-- WORK ITEM --
For each statement, say yes or no depending on whether it agrees with the text below on using settings as container parameters, and quote the deciding words from that text: (a) Using settings as container parameters can improve performance. (b) The SettingsManagerInterface service is the normal way to access settings. (c) The bundle offers a special Environment Variable Processor for passing settings values directly to a service.

Using settings as container parameters

You should try to avoid using settings as container parameters, whereever possible, as it can harm performance and can lead to weird effects (be sure to read the limitations section!). This is intended only as workaround for cases, where you can not avoid it, normally you should use the SettingsManagerInterface service to access settings.

Symfony has the concept of container parameters used to configure the application and its services. The user changable settings managed by this bundle should normally retrieved via the SettingsManagerInterface service. However in some cases (e.g. working with third-party code you can not change) you wanna use the values configured in a settings class, passed directly to a service similar to a classical container parameter. For this purpose, this bundle offers a special Environment Variable Processor.

Stored data entries
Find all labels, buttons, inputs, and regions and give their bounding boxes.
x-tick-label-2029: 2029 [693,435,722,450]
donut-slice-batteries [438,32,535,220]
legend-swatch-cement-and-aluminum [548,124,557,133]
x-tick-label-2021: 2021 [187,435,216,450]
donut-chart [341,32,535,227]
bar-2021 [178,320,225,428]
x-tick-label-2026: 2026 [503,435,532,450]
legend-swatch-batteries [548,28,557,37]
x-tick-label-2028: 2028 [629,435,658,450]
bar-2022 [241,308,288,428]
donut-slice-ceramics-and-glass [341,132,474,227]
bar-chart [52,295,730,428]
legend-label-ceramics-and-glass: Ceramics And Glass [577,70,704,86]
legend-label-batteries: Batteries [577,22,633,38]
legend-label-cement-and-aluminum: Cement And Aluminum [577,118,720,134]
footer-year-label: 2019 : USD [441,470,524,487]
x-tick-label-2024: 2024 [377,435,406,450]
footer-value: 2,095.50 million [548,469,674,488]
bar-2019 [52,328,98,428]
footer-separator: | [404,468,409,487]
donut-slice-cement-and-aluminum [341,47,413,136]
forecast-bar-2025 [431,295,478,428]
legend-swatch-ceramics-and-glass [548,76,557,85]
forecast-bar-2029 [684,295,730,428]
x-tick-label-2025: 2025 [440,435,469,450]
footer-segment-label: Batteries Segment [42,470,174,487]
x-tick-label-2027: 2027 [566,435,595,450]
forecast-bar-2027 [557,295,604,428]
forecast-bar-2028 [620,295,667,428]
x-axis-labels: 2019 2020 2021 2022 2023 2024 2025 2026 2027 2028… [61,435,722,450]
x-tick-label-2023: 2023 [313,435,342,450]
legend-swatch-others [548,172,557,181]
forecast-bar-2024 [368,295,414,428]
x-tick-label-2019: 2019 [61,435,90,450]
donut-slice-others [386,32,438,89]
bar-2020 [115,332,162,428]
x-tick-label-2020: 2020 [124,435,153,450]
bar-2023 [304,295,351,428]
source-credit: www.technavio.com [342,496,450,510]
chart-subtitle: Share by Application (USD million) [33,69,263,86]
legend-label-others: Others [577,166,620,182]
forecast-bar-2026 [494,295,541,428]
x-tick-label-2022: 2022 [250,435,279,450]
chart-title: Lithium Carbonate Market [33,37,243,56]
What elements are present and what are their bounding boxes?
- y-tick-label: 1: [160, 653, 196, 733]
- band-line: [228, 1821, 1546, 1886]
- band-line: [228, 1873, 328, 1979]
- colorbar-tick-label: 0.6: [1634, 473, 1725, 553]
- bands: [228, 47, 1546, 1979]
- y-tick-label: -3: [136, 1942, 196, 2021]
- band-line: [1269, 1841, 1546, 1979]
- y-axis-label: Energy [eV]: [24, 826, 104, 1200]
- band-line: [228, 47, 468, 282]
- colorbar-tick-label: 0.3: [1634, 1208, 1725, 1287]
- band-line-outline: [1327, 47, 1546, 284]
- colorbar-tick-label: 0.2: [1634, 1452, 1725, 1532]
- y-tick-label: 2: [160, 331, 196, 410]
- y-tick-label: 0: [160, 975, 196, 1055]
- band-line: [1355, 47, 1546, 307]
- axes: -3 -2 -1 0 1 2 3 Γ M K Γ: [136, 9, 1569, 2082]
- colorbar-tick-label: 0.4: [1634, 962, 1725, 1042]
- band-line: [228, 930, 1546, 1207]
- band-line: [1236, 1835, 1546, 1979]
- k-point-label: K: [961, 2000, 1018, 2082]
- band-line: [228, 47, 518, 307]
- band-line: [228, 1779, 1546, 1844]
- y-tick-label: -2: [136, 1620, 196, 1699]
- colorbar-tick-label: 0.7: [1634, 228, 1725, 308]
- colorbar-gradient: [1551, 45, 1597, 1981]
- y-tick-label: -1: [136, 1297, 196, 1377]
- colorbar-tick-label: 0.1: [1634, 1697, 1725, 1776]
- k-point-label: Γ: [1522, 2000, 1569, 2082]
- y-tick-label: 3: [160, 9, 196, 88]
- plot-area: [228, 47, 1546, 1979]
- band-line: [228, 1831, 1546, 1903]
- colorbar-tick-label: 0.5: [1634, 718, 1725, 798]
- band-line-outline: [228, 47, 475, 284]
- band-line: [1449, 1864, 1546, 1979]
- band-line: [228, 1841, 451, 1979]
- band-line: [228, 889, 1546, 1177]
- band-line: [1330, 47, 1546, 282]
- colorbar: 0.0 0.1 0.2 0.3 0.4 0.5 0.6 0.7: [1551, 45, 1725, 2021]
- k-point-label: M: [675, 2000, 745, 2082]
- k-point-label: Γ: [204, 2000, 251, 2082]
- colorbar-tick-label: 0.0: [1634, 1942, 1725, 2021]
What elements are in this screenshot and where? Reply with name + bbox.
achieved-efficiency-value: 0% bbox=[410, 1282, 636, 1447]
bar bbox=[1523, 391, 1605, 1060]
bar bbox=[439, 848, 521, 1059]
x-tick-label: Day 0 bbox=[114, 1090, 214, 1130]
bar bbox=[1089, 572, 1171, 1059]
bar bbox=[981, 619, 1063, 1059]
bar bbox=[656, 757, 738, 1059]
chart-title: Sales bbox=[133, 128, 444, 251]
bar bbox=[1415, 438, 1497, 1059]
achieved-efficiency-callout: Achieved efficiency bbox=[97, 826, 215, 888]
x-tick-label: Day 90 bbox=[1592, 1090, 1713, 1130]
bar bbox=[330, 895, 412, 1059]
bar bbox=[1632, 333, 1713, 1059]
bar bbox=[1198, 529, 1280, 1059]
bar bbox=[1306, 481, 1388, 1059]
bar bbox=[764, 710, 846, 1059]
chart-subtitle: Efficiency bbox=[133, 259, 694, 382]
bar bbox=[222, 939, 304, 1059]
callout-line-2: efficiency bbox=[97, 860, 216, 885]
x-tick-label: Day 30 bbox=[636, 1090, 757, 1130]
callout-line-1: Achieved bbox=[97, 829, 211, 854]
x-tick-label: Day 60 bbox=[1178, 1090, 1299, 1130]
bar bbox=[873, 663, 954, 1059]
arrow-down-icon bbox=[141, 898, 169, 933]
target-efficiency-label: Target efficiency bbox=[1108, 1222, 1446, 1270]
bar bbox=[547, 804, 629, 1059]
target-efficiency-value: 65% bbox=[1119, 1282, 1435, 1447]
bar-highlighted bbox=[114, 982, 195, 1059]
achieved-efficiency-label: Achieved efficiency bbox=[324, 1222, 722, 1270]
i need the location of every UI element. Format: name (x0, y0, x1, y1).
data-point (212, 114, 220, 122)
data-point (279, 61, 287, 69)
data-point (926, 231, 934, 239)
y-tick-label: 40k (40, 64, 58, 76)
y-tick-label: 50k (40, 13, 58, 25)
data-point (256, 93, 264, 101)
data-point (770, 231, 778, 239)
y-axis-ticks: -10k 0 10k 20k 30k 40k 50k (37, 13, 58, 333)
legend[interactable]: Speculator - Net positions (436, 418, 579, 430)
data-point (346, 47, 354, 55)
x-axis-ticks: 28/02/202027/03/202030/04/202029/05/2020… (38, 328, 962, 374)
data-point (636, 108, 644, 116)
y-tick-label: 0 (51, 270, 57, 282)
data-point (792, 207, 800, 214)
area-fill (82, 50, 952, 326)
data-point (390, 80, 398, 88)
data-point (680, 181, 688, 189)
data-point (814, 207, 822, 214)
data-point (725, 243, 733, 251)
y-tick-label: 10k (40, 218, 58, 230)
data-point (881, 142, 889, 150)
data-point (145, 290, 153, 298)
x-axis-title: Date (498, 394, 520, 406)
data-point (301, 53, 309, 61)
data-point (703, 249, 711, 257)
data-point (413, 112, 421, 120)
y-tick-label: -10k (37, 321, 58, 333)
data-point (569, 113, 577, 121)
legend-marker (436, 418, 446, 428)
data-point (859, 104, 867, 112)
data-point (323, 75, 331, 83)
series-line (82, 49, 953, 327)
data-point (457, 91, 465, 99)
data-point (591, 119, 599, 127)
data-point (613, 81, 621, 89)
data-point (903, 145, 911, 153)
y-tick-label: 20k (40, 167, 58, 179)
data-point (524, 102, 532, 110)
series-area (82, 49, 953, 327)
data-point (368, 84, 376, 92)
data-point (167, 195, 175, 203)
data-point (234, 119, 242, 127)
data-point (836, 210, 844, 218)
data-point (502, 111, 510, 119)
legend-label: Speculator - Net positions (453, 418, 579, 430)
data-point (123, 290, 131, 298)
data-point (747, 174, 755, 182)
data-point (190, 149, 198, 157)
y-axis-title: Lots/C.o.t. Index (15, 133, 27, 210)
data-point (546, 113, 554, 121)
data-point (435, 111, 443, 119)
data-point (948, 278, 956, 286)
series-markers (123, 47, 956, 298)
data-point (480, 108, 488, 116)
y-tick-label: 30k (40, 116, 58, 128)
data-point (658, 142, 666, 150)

-- TASK RESULT --
(a) No: "it can harm performance and can lead to weird effects"
(b) Yes: "normally you should use the SettingsManagerInterface service to access settings."
(c) Yes: "For this purpose, this bundle offers a special Environment Variable Processor."